#### [Given problem]
Copy the material below, substituting "kilohertz" for every "kHz" and changing nothing else. Omit the pictures from your copy.

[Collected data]
::::

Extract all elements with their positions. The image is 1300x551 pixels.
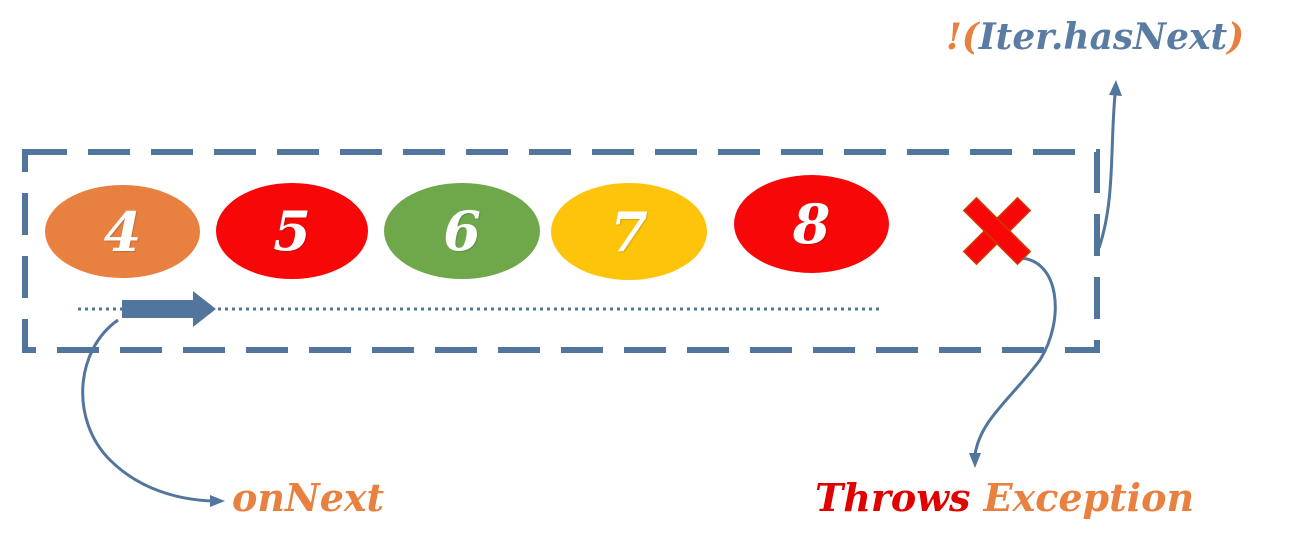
element-5-value: 5 bbox=[273, 199, 311, 263]
next-block-arrow bbox=[122, 291, 216, 327]
element-5: 5 bbox=[216, 183, 368, 279]
element-7: 7 bbox=[551, 183, 707, 280]
not-open-paren: !( bbox=[946, 16, 979, 58]
onnext-arrowhead bbox=[210, 495, 225, 507]
onnext-label: onNext bbox=[232, 475, 385, 520]
hasnext-arrowhead bbox=[1109, 80, 1122, 96]
hasnext-connector bbox=[1097, 94, 1117, 249]
onnext-connector bbox=[81, 318, 214, 503]
iterator-container bbox=[22, 149, 1100, 353]
element-8-value: 8 bbox=[792, 192, 831, 256]
exception-connector bbox=[973, 256, 1057, 456]
close-paren: ) bbox=[1227, 16, 1245, 58]
element-4: 4 bbox=[45, 185, 200, 278]
element-8: 8 bbox=[734, 175, 889, 273]
element-7-value: 7 bbox=[610, 199, 648, 264]
element-4-value: 4 bbox=[103, 199, 142, 264]
hasnext-label: !(Iter.hasNext) bbox=[946, 16, 1244, 58]
exception-arrowhead bbox=[969, 453, 981, 468]
exception-word: Exception bbox=[983, 475, 1195, 520]
element-6-value: 6 bbox=[443, 199, 481, 263]
cross-icon bbox=[962, 196, 1032, 266]
throws-word: Throws bbox=[815, 475, 971, 520]
iter-hasnext-text: Iter.hasNext bbox=[978, 16, 1228, 58]
throws-exception-label: Throws Exception bbox=[815, 475, 1194, 520]
element-6: 6 bbox=[384, 183, 540, 279]
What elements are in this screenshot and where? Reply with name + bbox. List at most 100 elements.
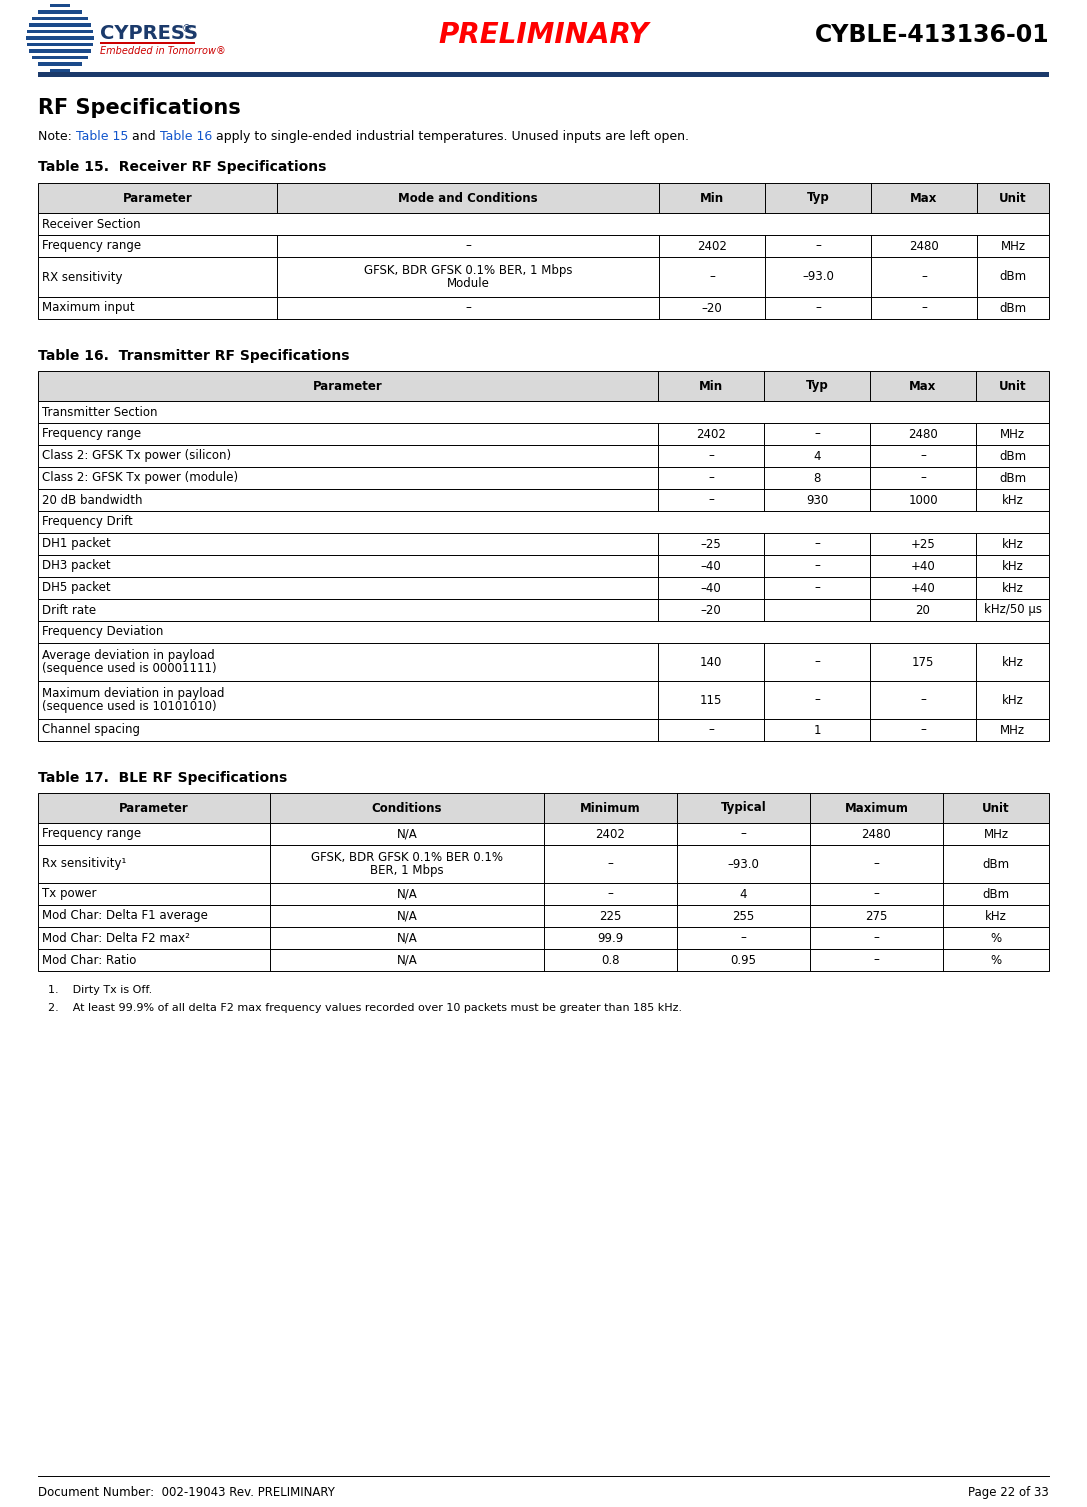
Text: dBm: dBm (999, 270, 1026, 283)
Text: 255: 255 (733, 910, 754, 922)
Bar (38, 643, 1049, 681)
Bar (38, 72, 1049, 77)
Text: –: – (465, 301, 471, 315)
Text: Parameter: Parameter (120, 802, 189, 814)
Bar (38, 62, 82, 65)
Text: kHz: kHz (1001, 493, 1024, 506)
Text: 0.95: 0.95 (730, 954, 757, 966)
Text: Frequency range: Frequency range (42, 827, 141, 841)
Text: Page 22 of 33: Page 22 of 33 (969, 1486, 1049, 1499)
Text: PRELIMINARY: PRELIMINARY (438, 21, 649, 50)
Text: N/A: N/A (397, 954, 417, 966)
Text: –: – (740, 931, 747, 945)
Text: –: – (708, 723, 714, 737)
Bar (38, 845, 1049, 883)
Text: Table 16: Table 16 (160, 130, 212, 143)
Text: 1.    Dirty Tx is Off.: 1. Dirty Tx is Off. (48, 986, 152, 995)
Text: –: – (920, 723, 926, 737)
Text: kHz: kHz (985, 910, 1007, 922)
Bar (38, 467, 1049, 488)
Text: –: – (921, 270, 927, 283)
Text: Class 2: GFSK Tx power (silicon): Class 2: GFSK Tx power (silicon) (42, 449, 232, 463)
Bar (38, 258, 1049, 297)
Bar (38, 949, 1049, 971)
Bar (38, 681, 1049, 719)
Text: Frequency Drift: Frequency Drift (42, 515, 133, 529)
Text: 20: 20 (915, 603, 930, 616)
Text: DH5 packet: DH5 packet (42, 582, 111, 594)
Text: and: and (128, 130, 160, 143)
Text: –: – (920, 449, 926, 463)
Text: –: – (814, 656, 820, 669)
Text: Rx sensitivity¹: Rx sensitivity¹ (42, 857, 126, 871)
Text: 1: 1 (813, 723, 821, 737)
Text: Frequency Deviation: Frequency Deviation (42, 625, 163, 639)
Bar (38, 906, 1049, 927)
Text: Transmitter Section: Transmitter Section (42, 405, 158, 419)
Text: Max: Max (910, 380, 937, 392)
Text: Tx power: Tx power (42, 888, 97, 901)
Text: kHz: kHz (1001, 693, 1024, 707)
Text: –: – (608, 888, 613, 901)
Text: 99.9: 99.9 (598, 931, 624, 945)
Text: 140: 140 (700, 656, 722, 669)
Text: N/A: N/A (397, 827, 417, 841)
Text: %: % (990, 954, 1001, 966)
Text: –93.0: –93.0 (727, 857, 760, 871)
Text: Table 15: Table 15 (76, 130, 128, 143)
Bar (26, 36, 93, 39)
Text: kHz/50 µs: kHz/50 µs (984, 603, 1041, 616)
Bar (38, 11, 82, 14)
Bar (38, 423, 1049, 445)
Text: Minimum: Minimum (580, 802, 641, 814)
Bar (33, 56, 88, 59)
Text: Maximum deviation in payload: Maximum deviation in payload (42, 687, 225, 701)
Text: 275: 275 (865, 910, 888, 922)
Text: dBm: dBm (999, 301, 1026, 315)
Text: MHz: MHz (1000, 240, 1025, 253)
Text: Module: Module (447, 277, 489, 289)
Bar (38, 598, 1049, 621)
Text: –40: –40 (701, 559, 722, 573)
Text: Maximum input: Maximum input (42, 301, 135, 315)
Text: kHz: kHz (1001, 538, 1024, 550)
Text: Channel spacing: Channel spacing (42, 723, 140, 737)
Text: –20: –20 (701, 301, 723, 315)
Text: dBm: dBm (999, 449, 1026, 463)
Text: 930: 930 (805, 493, 828, 506)
Text: MHz: MHz (1000, 428, 1025, 440)
Text: GFSK, BDR GFSK 0.1% BER 0.1%: GFSK, BDR GFSK 0.1% BER 0.1% (311, 851, 503, 865)
Text: 2402: 2402 (697, 240, 727, 253)
Text: Table 17.  BLE RF Specifications: Table 17. BLE RF Specifications (38, 772, 287, 785)
Text: +40: +40 (911, 582, 936, 594)
Bar (38, 793, 1049, 823)
Text: Typical: Typical (721, 802, 766, 814)
Text: apply to single-ended industrial temperatures. Unused inputs are left open.: apply to single-ended industrial tempera… (212, 130, 689, 143)
Text: Receiver Section: Receiver Section (42, 217, 140, 231)
Text: 1000: 1000 (908, 493, 938, 506)
Text: Average deviation in payload: Average deviation in payload (42, 650, 215, 663)
Text: 175: 175 (912, 656, 934, 669)
Text: MHz: MHz (984, 827, 1009, 841)
Text: kHz: kHz (1001, 582, 1024, 594)
Text: CYBLE-413136-01: CYBLE-413136-01 (814, 23, 1049, 47)
Text: 8: 8 (813, 472, 821, 484)
Bar (38, 182, 1049, 212)
Text: –: – (920, 693, 926, 707)
Text: Frequency range: Frequency range (42, 240, 141, 253)
Text: –: – (874, 857, 879, 871)
Bar (38, 445, 1049, 467)
Text: kHz: kHz (1001, 656, 1024, 669)
Text: Parameter: Parameter (313, 380, 383, 392)
Bar (26, 42, 93, 47)
Text: –40: –40 (701, 582, 722, 594)
Text: 2402: 2402 (696, 428, 726, 440)
Text: kHz: kHz (1001, 559, 1024, 573)
Text: –: – (814, 582, 820, 594)
Text: Table 16.  Transmitter RF Specifications: Table 16. Transmitter RF Specifications (38, 350, 350, 363)
Bar (38, 371, 1049, 401)
Text: (sequence used is 10101010): (sequence used is 10101010) (42, 699, 216, 713)
Text: 2.    At least 99.9% of all delta F2 max frequency values recorded over 10 packe: 2. At least 99.9% of all delta F2 max fr… (48, 1004, 683, 1013)
Text: –: – (814, 693, 820, 707)
Text: 0.8: 0.8 (601, 954, 620, 966)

::::

#### [Task answer]
Extract all elements with their positions. The image is 1300x551 pixels.
element-5-value: 5 bbox=[273, 199, 311, 263]
next-block-arrow bbox=[122, 291, 216, 327]
element-5: 5 bbox=[216, 183, 368, 279]
element-7: 7 bbox=[551, 183, 707, 280]
not-open-paren: !( bbox=[946, 16, 979, 58]
onnext-arrowhead bbox=[210, 495, 225, 507]
onnext-label: onNext bbox=[232, 475, 385, 520]
hasnext-arrowhead bbox=[1109, 80, 1122, 96]
hasnext-connector bbox=[1097, 94, 1117, 249]
onnext-connector bbox=[81, 318, 214, 503]
iterator-container bbox=[22, 149, 1100, 353]
element-8-value: 8 bbox=[792, 192, 831, 256]
exception-connector bbox=[973, 256, 1057, 456]
close-paren: ) bbox=[1227, 16, 1245, 58]
element-4: 4 bbox=[45, 185, 200, 278]
element-8: 8 bbox=[734, 175, 889, 273]
element-7-value: 7 bbox=[610, 199, 648, 264]
element-4-value: 4 bbox=[103, 199, 142, 264]
hasnext-label: !(Iter.hasNext) bbox=[946, 16, 1244, 58]
exception-arrowhead bbox=[969, 453, 981, 468]
exception-word: Exception bbox=[983, 475, 1195, 520]
element-6-value: 6 bbox=[443, 199, 481, 263]
cross-icon bbox=[962, 196, 1032, 266]
throws-word: Throws bbox=[815, 475, 971, 520]
iter-hasnext-text: Iter.hasNext bbox=[978, 16, 1228, 58]
throws-exception-label: Throws Exception bbox=[815, 475, 1194, 520]
element-6: 6 bbox=[384, 183, 540, 279]
What elements are in this screenshot and where? Reply with name + bbox. List at most 100 elements.
Text: dBm: dBm (999, 270, 1026, 283)
Text: 255: 255 (733, 910, 754, 922)
Bar (38, 643, 1049, 681)
Bar (38, 72, 1049, 77)
Text: –: – (465, 301, 471, 315)
Text: Parameter: Parameter (120, 802, 189, 814)
Bar (38, 62, 82, 65)
Text: kilohertz: kilohertz (1001, 493, 1024, 506)
Text: 0.95: 0.95 (730, 954, 757, 966)
Text: Frequency range: Frequency range (42, 827, 141, 841)
Text: Page 22 of 33: Page 22 of 33 (969, 1486, 1049, 1499)
Text: PRELIMINARY: PRELIMINARY (438, 21, 649, 50)
Text: N/A: N/A (397, 954, 417, 966)
Text: –: – (740, 931, 747, 945)
Text: –: – (708, 723, 714, 737)
Bar (38, 845, 1049, 883)
Text: Table 16: Table 16 (160, 130, 212, 143)
Text: 1.    Dirty Tx is Off.: 1. Dirty Tx is Off. (48, 986, 152, 995)
Text: –: – (920, 723, 926, 737)
Text: kilohertz: kilohertz (985, 910, 1007, 922)
Bar (38, 467, 1049, 488)
Text: –: – (921, 270, 927, 283)
Text: Class 2: GFSK Tx power (silicon): Class 2: GFSK Tx power (silicon) (42, 449, 232, 463)
Bar (38, 258, 1049, 297)
Bar (38, 949, 1049, 971)
Bar (38, 681, 1049, 719)
Text: Frequency Drift: Frequency Drift (42, 515, 133, 529)
Text: 20: 20 (915, 603, 930, 616)
Text: DH5 packet: DH5 packet (42, 582, 111, 594)
Text: and: and (128, 130, 160, 143)
Text: –: – (920, 449, 926, 463)
Text: –: – (814, 656, 820, 669)
Text: Rx sensitivity¹: Rx sensitivity¹ (42, 857, 126, 871)
Text: 1: 1 (813, 723, 821, 737)
Text: Frequency Deviation: Frequency Deviation (42, 625, 163, 639)
Bar (38, 906, 1049, 927)
Text: Transmitter Section: Transmitter Section (42, 405, 158, 419)
Text: Max: Max (910, 380, 937, 392)
Text: Tx power: Tx power (42, 888, 97, 901)
Text: kilohertz: kilohertz (1001, 693, 1024, 707)
Text: –: – (608, 888, 613, 901)
Text: 99.9: 99.9 (598, 931, 624, 945)
Text: 140: 140 (700, 656, 722, 669)
Text: N/A: N/A (397, 827, 417, 841)
Text: %: % (990, 954, 1001, 966)
Text: –93.0: –93.0 (727, 857, 760, 871)
Text: Table 15: Table 15 (76, 130, 128, 143)
Bar (26, 36, 93, 39)
Text: kilohertz/50 µs: kilohertz/50 µs (984, 603, 1041, 616)
Bar (38, 11, 82, 14)
Bar (38, 423, 1049, 445)
Text: Minimum: Minimum (580, 802, 641, 814)
Bar (33, 56, 88, 59)
Text: Maximum deviation in payload: Maximum deviation in payload (42, 687, 225, 701)
Text: 275: 275 (865, 910, 888, 922)
Text: dBm: dBm (999, 301, 1026, 315)
Text: MHz: MHz (1000, 240, 1025, 253)
Text: Module: Module (447, 277, 489, 289)
Bar (38, 598, 1049, 621)
Text: –40: –40 (701, 559, 722, 573)
Text: Maximum input: Maximum input (42, 301, 135, 315)
Text: kilohertz: kilohertz (1001, 538, 1024, 550)
Text: Channel spacing: Channel spacing (42, 723, 140, 737)
Text: –20: –20 (701, 301, 723, 315)
Text: dBm: dBm (999, 449, 1026, 463)
Text: 930: 930 (805, 493, 828, 506)
Text: MHz: MHz (1000, 428, 1025, 440)
Text: GFSK, BDR GFSK 0.1% BER 0.1%: GFSK, BDR GFSK 0.1% BER 0.1% (311, 851, 503, 865)
Text: 2402: 2402 (697, 240, 727, 253)
Text: Table 17.  BLE RF Specifications: Table 17. BLE RF Specifications (38, 772, 287, 785)
Text: +40: +40 (911, 582, 936, 594)
Bar (38, 793, 1049, 823)
Text: Typical: Typical (721, 802, 766, 814)
Text: apply to single-ended industrial temperatures. Unused inputs are left open.: apply to single-ended industrial tempera… (212, 130, 689, 143)
Text: Receiver Section: Receiver Section (42, 217, 140, 231)
Text: 1000: 1000 (908, 493, 938, 506)
Text: Average deviation in payload: Average deviation in payload (42, 650, 215, 663)
Text: 175: 175 (912, 656, 934, 669)
Text: MHz: MHz (984, 827, 1009, 841)
Text: kilohertz: kilohertz (1001, 582, 1024, 594)
Text: CYBLE-413136-01: CYBLE-413136-01 (814, 23, 1049, 47)
Text: 8: 8 (813, 472, 821, 484)
Bar (38, 182, 1049, 212)
Text: –: – (920, 693, 926, 707)
Text: Frequency range: Frequency range (42, 240, 141, 253)
Text: –: – (874, 857, 879, 871)
Bar (38, 445, 1049, 467)
Text: kilohertz: kilohertz (1001, 656, 1024, 669)
Text: Parameter: Parameter (313, 380, 383, 392)
Bar (26, 42, 93, 47)
Text: –40: –40 (701, 582, 722, 594)
Text: 2402: 2402 (696, 428, 726, 440)
Text: kilohertz: kilohertz (1001, 559, 1024, 573)
Text: –: – (814, 582, 820, 594)
Text: Table 16.  Transmitter RF Specifications: Table 16. Transmitter RF Specifications (38, 350, 350, 363)
Bar (38, 371, 1049, 401)
Text: (sequence used is 10101010): (sequence used is 10101010) (42, 699, 216, 713)
Text: 2.    At least 99.9% of all delta F2 max frequency values recorded over 10 packe: 2. At least 99.9% of all delta F2 max fr… (48, 1004, 683, 1013)
Text: –: – (814, 693, 820, 707)
Text: 0.8: 0.8 (601, 954, 620, 966)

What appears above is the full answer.